*DATA ROWS*.
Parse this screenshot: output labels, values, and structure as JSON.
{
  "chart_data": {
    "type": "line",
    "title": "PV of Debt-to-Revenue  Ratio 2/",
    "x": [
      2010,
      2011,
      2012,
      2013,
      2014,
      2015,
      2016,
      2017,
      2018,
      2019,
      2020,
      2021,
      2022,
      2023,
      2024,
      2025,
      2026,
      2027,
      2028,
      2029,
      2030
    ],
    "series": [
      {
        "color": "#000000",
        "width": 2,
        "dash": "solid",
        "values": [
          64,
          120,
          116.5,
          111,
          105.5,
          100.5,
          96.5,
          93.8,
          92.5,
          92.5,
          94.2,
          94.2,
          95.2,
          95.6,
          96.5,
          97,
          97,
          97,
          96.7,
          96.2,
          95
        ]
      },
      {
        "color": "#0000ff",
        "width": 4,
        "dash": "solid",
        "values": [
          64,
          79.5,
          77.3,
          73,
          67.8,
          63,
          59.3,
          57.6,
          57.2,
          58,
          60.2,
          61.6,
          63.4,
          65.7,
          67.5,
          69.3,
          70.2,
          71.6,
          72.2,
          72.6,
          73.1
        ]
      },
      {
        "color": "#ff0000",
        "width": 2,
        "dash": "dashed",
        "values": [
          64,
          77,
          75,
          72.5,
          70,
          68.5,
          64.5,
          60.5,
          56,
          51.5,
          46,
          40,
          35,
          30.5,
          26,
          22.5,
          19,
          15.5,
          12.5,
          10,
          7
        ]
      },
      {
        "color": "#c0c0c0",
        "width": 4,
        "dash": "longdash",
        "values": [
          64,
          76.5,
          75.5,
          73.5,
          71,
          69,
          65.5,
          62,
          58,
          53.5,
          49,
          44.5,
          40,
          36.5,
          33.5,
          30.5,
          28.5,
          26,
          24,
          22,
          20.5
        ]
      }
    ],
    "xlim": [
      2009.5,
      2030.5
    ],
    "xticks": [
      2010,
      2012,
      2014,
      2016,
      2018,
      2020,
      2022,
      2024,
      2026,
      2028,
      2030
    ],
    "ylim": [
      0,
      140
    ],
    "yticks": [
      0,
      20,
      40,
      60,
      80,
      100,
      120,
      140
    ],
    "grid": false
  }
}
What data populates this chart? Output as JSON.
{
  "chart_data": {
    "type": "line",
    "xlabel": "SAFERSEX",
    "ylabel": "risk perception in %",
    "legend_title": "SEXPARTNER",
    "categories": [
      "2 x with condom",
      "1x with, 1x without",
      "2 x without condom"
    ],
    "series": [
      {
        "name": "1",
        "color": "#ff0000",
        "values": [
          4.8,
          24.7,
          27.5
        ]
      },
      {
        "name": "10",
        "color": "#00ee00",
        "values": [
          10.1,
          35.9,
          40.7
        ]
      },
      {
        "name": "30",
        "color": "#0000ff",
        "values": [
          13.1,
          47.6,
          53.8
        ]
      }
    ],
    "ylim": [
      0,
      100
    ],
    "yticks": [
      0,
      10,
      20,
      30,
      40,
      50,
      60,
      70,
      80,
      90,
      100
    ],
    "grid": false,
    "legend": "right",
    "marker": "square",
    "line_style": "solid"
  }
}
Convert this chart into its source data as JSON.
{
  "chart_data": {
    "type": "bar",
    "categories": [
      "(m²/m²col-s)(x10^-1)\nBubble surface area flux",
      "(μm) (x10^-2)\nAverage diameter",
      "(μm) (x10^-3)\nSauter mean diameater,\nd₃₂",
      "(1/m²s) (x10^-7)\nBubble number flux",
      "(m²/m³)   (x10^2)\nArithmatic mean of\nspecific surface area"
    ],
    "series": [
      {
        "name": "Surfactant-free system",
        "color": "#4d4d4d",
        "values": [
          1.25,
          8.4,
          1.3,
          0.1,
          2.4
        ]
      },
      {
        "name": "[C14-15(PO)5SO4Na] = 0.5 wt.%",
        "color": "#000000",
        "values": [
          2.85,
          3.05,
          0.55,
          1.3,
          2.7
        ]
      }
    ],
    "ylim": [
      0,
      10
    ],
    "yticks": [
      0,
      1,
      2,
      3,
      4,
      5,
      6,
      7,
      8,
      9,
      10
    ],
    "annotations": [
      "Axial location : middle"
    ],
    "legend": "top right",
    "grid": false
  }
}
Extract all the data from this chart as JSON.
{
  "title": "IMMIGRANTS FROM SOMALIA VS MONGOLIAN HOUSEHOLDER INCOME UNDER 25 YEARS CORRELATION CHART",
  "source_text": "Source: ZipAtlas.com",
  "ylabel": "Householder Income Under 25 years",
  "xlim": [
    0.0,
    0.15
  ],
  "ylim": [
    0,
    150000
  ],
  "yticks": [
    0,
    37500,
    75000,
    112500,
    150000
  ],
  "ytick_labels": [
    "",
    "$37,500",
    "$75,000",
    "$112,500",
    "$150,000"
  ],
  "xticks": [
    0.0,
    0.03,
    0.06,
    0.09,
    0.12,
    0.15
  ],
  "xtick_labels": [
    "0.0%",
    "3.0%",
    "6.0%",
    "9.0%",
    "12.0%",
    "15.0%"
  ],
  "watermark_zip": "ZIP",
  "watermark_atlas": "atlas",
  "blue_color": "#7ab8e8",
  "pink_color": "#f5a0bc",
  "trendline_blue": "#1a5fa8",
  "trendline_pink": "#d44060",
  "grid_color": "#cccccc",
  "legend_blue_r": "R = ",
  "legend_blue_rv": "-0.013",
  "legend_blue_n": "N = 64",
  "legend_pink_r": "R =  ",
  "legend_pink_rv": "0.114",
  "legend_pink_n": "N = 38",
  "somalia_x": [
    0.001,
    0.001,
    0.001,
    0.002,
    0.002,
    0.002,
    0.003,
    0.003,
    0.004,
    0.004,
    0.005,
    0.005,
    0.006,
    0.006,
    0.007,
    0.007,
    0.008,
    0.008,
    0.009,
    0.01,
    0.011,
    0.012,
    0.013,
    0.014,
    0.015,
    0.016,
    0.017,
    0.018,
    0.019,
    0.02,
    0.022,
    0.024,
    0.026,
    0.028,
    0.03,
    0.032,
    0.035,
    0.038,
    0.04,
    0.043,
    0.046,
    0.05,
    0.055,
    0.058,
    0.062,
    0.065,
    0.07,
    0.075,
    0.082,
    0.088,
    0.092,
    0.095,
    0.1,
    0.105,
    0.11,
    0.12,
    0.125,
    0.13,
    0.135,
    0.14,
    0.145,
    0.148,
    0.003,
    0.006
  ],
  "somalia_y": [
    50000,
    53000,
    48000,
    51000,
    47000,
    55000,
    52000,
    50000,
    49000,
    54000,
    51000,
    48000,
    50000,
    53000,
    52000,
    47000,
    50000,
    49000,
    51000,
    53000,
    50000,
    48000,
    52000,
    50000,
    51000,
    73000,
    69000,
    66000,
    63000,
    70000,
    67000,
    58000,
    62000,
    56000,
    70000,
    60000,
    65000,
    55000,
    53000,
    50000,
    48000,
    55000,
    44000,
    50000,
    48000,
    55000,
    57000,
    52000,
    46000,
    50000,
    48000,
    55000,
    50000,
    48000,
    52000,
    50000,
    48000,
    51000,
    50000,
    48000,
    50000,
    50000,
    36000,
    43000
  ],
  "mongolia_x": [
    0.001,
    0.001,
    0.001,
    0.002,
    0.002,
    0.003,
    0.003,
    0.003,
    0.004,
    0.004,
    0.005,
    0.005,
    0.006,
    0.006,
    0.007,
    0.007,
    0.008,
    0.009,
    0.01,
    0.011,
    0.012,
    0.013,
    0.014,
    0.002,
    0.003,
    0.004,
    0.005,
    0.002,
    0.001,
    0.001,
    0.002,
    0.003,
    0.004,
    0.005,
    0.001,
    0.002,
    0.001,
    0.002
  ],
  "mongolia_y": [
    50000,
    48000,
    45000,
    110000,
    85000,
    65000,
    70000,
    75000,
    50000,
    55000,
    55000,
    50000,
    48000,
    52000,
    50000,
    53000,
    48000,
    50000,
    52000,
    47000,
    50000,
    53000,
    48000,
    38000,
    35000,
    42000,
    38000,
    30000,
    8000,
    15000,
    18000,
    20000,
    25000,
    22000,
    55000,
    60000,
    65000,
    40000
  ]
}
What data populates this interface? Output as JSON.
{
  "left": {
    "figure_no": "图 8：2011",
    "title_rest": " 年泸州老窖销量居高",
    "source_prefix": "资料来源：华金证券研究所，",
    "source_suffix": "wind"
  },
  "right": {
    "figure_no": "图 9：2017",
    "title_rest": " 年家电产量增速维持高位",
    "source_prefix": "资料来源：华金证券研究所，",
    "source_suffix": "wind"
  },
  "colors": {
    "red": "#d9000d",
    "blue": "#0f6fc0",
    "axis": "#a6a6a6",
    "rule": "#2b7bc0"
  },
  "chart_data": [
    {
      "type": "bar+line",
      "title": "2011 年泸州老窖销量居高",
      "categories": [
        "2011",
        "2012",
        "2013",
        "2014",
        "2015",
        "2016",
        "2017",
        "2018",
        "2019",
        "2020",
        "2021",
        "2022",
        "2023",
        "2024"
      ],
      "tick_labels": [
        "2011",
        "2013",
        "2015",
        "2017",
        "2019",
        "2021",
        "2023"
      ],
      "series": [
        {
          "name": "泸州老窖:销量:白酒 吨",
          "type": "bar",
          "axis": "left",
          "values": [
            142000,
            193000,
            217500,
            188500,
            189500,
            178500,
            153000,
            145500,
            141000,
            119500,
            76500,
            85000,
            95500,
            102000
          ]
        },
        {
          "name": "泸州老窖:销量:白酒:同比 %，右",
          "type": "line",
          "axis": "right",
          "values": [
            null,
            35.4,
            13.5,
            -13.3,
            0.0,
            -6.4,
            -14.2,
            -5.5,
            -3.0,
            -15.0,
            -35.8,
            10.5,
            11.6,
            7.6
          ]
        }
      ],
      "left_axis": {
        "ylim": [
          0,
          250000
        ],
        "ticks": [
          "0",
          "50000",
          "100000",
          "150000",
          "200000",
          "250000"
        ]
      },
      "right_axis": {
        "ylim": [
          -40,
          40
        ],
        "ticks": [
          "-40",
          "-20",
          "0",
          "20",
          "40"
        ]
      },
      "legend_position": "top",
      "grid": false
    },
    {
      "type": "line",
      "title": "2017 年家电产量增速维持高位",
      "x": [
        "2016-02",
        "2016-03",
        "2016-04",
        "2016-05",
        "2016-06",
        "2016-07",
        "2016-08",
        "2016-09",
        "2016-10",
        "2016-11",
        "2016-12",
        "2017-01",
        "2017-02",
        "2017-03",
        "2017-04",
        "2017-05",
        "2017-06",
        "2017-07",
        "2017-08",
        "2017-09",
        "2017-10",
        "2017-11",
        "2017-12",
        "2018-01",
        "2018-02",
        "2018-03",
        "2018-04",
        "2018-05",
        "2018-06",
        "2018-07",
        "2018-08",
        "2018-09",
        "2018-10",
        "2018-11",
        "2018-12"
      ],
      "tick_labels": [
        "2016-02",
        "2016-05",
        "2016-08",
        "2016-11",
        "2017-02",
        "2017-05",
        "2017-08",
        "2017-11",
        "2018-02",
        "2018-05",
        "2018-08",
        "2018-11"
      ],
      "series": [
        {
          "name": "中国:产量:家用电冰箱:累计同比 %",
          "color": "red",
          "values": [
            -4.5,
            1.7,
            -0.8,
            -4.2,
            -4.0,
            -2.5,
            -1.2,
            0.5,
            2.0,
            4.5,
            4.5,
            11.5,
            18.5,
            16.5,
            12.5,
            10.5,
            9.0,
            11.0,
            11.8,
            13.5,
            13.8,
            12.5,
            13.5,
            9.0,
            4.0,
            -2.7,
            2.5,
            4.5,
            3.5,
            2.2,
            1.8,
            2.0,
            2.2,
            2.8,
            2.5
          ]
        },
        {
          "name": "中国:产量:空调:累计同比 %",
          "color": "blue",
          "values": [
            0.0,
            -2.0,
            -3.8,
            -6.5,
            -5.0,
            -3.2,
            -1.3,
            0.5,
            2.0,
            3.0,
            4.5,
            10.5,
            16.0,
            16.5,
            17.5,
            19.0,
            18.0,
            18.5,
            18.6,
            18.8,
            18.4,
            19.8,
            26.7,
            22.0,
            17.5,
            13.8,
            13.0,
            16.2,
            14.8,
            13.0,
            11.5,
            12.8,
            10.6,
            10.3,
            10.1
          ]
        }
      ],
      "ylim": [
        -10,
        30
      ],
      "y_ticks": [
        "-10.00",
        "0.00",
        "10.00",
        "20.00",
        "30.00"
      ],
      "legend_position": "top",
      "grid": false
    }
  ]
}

*AIM*.
How many lines in these entries hold the string "this"? Answer with the number alone.

*RESPONSE BELOW*.
5